▶ PROBLEM DETAILS
Return the records that follow unaltered. Omit every picture.

▶ RECORDS FOR THIS EXERCISE
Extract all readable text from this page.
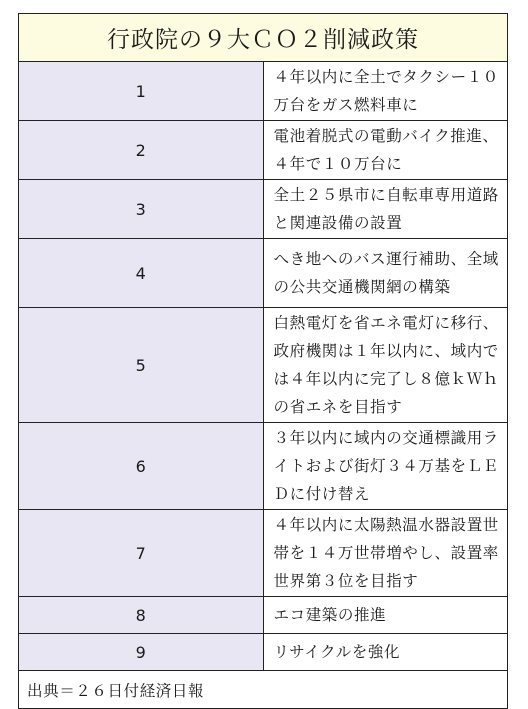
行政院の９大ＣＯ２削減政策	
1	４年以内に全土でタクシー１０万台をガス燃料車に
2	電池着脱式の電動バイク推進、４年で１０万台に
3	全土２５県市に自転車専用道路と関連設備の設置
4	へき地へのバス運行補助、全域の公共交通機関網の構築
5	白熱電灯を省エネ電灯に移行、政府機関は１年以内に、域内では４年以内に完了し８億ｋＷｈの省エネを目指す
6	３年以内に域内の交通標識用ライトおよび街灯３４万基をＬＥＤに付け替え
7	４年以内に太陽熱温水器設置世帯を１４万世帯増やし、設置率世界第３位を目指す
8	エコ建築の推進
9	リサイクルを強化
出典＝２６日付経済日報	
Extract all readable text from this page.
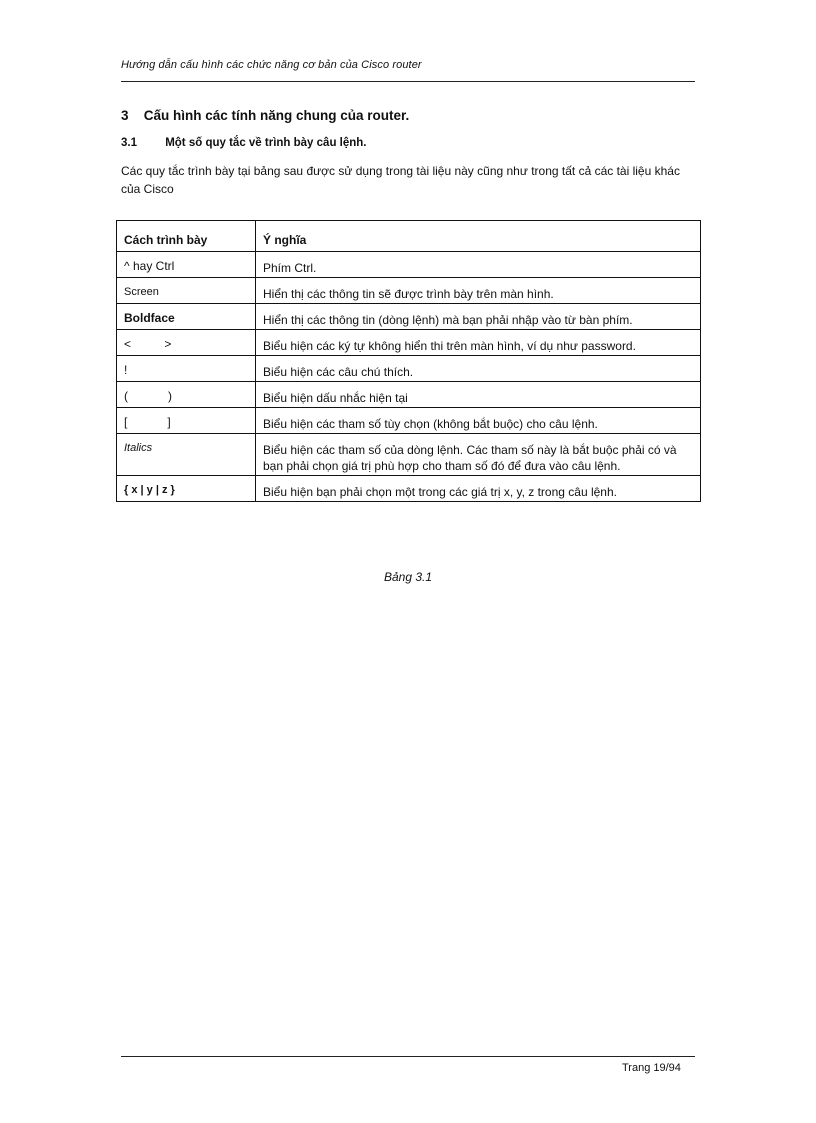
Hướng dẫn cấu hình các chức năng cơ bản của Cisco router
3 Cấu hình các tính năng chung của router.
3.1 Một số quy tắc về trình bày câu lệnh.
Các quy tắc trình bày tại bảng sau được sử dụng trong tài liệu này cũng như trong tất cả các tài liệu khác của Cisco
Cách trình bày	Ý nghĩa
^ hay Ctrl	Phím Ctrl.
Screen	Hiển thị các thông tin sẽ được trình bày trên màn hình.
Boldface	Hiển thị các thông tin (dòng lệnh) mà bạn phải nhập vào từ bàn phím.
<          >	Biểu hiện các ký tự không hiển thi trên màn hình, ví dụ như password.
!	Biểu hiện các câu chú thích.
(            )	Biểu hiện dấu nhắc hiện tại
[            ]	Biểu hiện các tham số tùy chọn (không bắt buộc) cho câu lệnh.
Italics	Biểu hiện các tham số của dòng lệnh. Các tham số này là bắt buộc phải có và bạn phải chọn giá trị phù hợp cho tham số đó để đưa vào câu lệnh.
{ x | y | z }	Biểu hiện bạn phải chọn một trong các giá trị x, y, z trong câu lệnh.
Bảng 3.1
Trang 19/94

▶ RESULT OF THE TASK
Extract all readable text from this page.
行政院の９大ＣＯ２削減政策	
1	４年以内に全土でタクシー１０万台をガス燃料車に
2	電池着脱式の電動バイク推進、４年で１０万台に
3	全土２５県市に自転車専用道路と関連設備の設置
4	へき地へのバス運行補助、全域の公共交通機関網の構築
5	白熱電灯を省エネ電灯に移行、政府機関は１年以内に、域内では４年以内に完了し８億ｋＷｈの省エネを目指す
6	３年以内に域内の交通標識用ライトおよび街灯３４万基をＬＥＤに付け替え
7	４年以内に太陽熱温水器設置世帯を１４万世帯増やし、設置率世界第３位を目指す
8	エコ建築の推進
9	リサイクルを強化
出典＝２６日付経済日報	
Extract all readable text from this page.
Hướng dẫn cấu hình các chức năng cơ bản của Cisco router
3 Cấu hình các tính năng chung của router.
3.1 Một số quy tắc về trình bày câu lệnh.
Các quy tắc trình bày tại bảng sau được sử dụng trong tài liệu này cũng như trong tất cả các tài liệu khác của Cisco
Cách trình bày	Ý nghĩa
^ hay Ctrl	Phím Ctrl.
Screen	Hiển thị các thông tin sẽ được trình bày trên màn hình.
Boldface	Hiển thị các thông tin (dòng lệnh) mà bạn phải nhập vào từ bàn phím.
<          >	Biểu hiện các ký tự không hiển thi trên màn hình, ví dụ như password.
!	Biểu hiện các câu chú thích.
(            )	Biểu hiện dấu nhắc hiện tại
[            ]	Biểu hiện các tham số tùy chọn (không bắt buộc) cho câu lệnh.
Italics	Biểu hiện các tham số của dòng lệnh. Các tham số này là bắt buộc phải có và bạn phải chọn giá trị phù hợp cho tham số đó để đưa vào câu lệnh.
{ x | y | z }	Biểu hiện bạn phải chọn một trong các giá trị x, y, z trong câu lệnh.
Bảng 3.1
Trang 19/94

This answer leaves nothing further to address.